:: Extracted data ::

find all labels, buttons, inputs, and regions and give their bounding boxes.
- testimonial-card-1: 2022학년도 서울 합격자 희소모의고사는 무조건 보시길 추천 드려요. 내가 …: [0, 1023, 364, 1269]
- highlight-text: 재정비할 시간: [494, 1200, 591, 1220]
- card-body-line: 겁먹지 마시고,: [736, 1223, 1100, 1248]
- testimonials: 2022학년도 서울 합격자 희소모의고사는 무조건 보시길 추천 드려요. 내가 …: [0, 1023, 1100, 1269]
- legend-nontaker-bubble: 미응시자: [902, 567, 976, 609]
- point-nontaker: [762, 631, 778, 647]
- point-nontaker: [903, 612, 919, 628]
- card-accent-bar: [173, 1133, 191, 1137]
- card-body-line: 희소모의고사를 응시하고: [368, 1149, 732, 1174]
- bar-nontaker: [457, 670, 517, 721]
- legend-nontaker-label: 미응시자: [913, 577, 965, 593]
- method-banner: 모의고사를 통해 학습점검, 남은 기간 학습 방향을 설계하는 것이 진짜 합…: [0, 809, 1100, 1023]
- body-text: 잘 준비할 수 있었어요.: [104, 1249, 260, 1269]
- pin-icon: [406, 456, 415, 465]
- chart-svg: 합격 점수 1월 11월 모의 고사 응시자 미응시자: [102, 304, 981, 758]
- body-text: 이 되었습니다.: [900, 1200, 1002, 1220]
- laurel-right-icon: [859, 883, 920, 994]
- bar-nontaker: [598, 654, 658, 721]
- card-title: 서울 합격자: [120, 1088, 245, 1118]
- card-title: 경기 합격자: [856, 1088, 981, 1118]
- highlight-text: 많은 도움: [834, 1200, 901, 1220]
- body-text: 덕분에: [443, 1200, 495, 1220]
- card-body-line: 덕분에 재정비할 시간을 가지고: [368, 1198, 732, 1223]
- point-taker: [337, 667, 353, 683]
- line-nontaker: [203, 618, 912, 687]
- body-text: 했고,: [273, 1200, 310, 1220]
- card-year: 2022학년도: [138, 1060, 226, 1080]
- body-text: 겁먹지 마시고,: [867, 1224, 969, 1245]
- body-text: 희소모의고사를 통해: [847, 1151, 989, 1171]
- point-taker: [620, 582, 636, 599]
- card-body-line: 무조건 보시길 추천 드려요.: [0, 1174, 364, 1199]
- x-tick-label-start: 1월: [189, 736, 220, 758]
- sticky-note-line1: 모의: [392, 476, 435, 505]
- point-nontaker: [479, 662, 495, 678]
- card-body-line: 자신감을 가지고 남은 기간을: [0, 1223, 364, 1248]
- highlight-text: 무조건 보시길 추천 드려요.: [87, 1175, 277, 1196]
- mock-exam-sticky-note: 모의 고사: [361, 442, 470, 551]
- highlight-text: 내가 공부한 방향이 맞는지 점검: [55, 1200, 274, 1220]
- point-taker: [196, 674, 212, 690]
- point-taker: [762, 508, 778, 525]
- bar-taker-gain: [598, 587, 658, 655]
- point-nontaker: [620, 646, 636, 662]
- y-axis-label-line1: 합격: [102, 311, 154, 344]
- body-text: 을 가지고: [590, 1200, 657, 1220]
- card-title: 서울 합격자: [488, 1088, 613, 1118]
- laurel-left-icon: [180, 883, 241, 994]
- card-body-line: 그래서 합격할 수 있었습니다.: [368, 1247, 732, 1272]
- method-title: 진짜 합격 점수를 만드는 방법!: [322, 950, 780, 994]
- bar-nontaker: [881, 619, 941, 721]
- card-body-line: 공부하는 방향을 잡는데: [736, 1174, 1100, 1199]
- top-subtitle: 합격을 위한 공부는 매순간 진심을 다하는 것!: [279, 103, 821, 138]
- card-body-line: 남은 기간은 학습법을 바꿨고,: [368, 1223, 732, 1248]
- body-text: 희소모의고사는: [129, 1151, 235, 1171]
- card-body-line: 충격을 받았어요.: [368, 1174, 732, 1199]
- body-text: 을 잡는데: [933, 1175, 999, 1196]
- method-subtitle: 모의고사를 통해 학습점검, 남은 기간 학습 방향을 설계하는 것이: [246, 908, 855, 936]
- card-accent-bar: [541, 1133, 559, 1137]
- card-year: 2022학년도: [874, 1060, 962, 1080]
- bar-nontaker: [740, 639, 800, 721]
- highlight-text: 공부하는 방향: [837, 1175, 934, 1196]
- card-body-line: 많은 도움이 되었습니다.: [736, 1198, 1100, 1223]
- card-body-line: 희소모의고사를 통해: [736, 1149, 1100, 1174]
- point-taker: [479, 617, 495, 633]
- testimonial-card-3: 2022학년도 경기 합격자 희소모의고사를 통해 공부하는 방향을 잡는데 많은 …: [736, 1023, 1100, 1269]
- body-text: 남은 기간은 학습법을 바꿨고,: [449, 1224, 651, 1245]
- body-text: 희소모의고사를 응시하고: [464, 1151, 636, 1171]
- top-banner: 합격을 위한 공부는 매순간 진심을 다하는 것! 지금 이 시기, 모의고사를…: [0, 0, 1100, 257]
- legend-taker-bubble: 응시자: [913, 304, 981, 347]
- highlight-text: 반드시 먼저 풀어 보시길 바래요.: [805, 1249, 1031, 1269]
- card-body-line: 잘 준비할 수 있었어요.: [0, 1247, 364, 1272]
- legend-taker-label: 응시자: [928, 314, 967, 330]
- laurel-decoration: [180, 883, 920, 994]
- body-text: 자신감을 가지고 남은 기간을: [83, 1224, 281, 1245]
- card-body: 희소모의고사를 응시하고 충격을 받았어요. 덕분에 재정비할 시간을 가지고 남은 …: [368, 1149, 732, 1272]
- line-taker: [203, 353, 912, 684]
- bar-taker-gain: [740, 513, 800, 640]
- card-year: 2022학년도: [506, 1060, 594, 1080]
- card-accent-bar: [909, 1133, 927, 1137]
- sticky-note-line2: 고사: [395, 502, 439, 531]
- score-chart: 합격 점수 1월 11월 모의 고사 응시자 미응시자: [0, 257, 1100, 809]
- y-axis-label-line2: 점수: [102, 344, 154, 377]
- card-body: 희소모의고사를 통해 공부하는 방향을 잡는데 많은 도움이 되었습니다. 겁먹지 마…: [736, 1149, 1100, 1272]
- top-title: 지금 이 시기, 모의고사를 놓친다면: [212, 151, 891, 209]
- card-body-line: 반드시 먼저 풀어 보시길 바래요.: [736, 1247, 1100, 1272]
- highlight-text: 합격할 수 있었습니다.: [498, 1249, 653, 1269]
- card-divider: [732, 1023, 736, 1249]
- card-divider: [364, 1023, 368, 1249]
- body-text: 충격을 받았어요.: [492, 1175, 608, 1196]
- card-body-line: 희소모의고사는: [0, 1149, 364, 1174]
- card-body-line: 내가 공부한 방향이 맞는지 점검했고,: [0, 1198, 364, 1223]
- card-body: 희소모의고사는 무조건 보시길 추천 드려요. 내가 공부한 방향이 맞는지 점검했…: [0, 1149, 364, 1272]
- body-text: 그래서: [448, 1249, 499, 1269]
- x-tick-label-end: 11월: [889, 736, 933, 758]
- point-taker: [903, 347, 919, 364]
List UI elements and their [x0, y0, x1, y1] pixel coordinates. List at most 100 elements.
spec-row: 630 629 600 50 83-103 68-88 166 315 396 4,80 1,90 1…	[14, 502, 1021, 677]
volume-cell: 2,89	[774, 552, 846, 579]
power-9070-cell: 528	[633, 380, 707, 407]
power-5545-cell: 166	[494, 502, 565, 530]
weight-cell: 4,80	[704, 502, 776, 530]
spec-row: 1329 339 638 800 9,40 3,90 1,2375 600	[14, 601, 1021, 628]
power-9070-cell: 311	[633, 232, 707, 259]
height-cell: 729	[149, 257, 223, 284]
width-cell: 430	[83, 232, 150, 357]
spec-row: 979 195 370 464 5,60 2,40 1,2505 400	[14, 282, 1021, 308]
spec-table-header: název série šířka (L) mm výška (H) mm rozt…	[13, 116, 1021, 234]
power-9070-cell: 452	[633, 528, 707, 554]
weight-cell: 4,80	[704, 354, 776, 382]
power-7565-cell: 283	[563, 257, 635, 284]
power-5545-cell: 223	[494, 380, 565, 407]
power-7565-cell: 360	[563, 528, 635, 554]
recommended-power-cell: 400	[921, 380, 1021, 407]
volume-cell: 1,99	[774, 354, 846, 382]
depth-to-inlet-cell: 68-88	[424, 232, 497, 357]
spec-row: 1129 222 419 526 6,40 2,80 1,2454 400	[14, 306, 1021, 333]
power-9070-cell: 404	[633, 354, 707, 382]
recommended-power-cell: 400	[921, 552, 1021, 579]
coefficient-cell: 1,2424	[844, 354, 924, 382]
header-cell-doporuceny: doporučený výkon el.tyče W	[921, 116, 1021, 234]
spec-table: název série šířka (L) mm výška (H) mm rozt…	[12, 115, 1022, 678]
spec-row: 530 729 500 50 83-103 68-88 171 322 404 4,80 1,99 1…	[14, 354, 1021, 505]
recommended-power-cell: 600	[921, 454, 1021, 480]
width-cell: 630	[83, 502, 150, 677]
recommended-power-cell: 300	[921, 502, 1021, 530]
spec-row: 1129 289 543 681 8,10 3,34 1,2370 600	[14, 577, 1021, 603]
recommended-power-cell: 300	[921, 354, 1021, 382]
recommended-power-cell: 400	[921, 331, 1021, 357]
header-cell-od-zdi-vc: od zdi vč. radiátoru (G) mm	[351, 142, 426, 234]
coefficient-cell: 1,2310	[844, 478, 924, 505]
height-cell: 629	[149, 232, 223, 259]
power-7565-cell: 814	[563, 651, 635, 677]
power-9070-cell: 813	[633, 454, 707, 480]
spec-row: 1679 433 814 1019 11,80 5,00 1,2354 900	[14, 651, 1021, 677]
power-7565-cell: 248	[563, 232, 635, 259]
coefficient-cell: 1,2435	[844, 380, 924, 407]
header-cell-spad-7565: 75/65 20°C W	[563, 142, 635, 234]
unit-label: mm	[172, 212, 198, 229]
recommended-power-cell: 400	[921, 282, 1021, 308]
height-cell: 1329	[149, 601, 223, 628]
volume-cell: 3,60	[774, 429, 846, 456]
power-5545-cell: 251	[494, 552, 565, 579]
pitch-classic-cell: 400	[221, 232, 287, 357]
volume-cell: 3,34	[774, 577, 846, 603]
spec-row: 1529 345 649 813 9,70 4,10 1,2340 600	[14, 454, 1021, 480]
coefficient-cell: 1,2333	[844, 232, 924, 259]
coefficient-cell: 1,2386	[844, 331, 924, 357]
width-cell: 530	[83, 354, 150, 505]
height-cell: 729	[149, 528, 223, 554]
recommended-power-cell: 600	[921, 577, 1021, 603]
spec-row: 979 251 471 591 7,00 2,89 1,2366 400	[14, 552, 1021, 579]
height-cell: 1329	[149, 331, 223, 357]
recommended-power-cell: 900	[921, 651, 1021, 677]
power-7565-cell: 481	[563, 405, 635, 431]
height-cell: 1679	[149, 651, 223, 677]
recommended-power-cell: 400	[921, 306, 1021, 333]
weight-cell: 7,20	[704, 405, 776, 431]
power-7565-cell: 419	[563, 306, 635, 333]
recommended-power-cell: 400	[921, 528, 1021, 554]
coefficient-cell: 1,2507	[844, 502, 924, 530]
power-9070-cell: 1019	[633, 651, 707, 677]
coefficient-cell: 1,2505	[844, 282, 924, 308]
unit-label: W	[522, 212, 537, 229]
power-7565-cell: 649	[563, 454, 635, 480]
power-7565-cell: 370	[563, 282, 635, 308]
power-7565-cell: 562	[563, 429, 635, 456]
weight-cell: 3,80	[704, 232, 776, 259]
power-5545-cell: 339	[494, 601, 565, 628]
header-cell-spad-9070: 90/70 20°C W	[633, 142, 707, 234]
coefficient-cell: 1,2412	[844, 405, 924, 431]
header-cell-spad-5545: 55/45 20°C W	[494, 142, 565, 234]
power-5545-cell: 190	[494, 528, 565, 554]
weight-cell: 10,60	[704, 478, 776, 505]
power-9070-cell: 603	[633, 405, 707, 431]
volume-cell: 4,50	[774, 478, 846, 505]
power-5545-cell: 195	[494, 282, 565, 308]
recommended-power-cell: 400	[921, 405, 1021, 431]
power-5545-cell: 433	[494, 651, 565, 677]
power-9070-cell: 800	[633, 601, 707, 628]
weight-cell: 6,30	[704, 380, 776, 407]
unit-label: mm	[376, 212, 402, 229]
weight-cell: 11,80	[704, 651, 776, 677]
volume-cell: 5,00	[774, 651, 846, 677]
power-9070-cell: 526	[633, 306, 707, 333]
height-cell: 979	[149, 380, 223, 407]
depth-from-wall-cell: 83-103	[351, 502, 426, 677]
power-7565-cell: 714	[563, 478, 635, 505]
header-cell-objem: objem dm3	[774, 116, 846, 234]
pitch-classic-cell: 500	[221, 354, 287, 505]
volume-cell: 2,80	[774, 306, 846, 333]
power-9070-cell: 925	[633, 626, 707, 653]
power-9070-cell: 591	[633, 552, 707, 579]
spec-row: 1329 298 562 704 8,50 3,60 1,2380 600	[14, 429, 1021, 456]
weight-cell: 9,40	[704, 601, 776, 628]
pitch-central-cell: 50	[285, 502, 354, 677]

:::

_Brief_
Copy out the rows above, verbatim, from the first one through the one that contains "- point-nontaker: [479, 662, 495, 678]", with both ends included.

_Reply_
find all labels, buttons, inputs, and regions and give their bounding boxes.
- testimonial-card-1: 2022학년도 서울 합격자 희소모의고사는 무조건 보시길 추천 드려요. 내가 …: [0, 1023, 364, 1269]
- highlight-text: 재정비할 시간: [494, 1200, 591, 1220]
- card-body-line: 겁먹지 마시고,: [736, 1223, 1100, 1248]
- testimonials: 2022학년도 서울 합격자 희소모의고사는 무조건 보시길 추천 드려요. 내가 …: [0, 1023, 1100, 1269]
- legend-nontaker-bubble: 미응시자: [902, 567, 976, 609]
- point-nontaker: [762, 631, 778, 647]
- point-nontaker: [903, 612, 919, 628]
- card-accent-bar: [173, 1133, 191, 1137]
- card-body-line: 희소모의고사를 응시하고: [368, 1149, 732, 1174]
- bar-nontaker: [457, 670, 517, 721]
- legend-nontaker-label: 미응시자: [913, 577, 965, 593]
- method-banner: 모의고사를 통해 학습점검, 남은 기간 학습 방향을 설계하는 것이 진짜 합…: [0, 809, 1100, 1023]
- body-text: 잘 준비할 수 있었어요.: [104, 1249, 260, 1269]
- pin-icon: [406, 456, 415, 465]
- chart-svg: 합격 점수 1월 11월 모의 고사 응시자 미응시자: [102, 304, 981, 758]
- body-text: 이 되었습니다.: [900, 1200, 1002, 1220]
- laurel-right-icon: [859, 883, 920, 994]
- bar-nontaker: [598, 654, 658, 721]
- card-title: 서울 합격자: [120, 1088, 245, 1118]
- card-title: 경기 합격자: [856, 1088, 981, 1118]
- highlight-text: 많은 도움: [834, 1200, 901, 1220]
- body-text: 덕분에: [443, 1200, 495, 1220]
- card-body-line: 덕분에 재정비할 시간을 가지고: [368, 1198, 732, 1223]
- point-taker: [337, 667, 353, 683]
- line-nontaker: [203, 618, 912, 687]
- body-text: 했고,: [273, 1200, 310, 1220]
- card-year: 2022학년도: [138, 1060, 226, 1080]
- body-text: 겁먹지 마시고,: [867, 1224, 969, 1245]
- body-text: 희소모의고사를 통해: [847, 1151, 989, 1171]
- point-taker: [620, 582, 636, 599]
- card-body-line: 무조건 보시길 추천 드려요.: [0, 1174, 364, 1199]
- x-tick-label-start: 1월: [189, 736, 220, 758]
- sticky-note-line1: 모의: [392, 476, 435, 505]
- point-nontaker: [479, 662, 495, 678]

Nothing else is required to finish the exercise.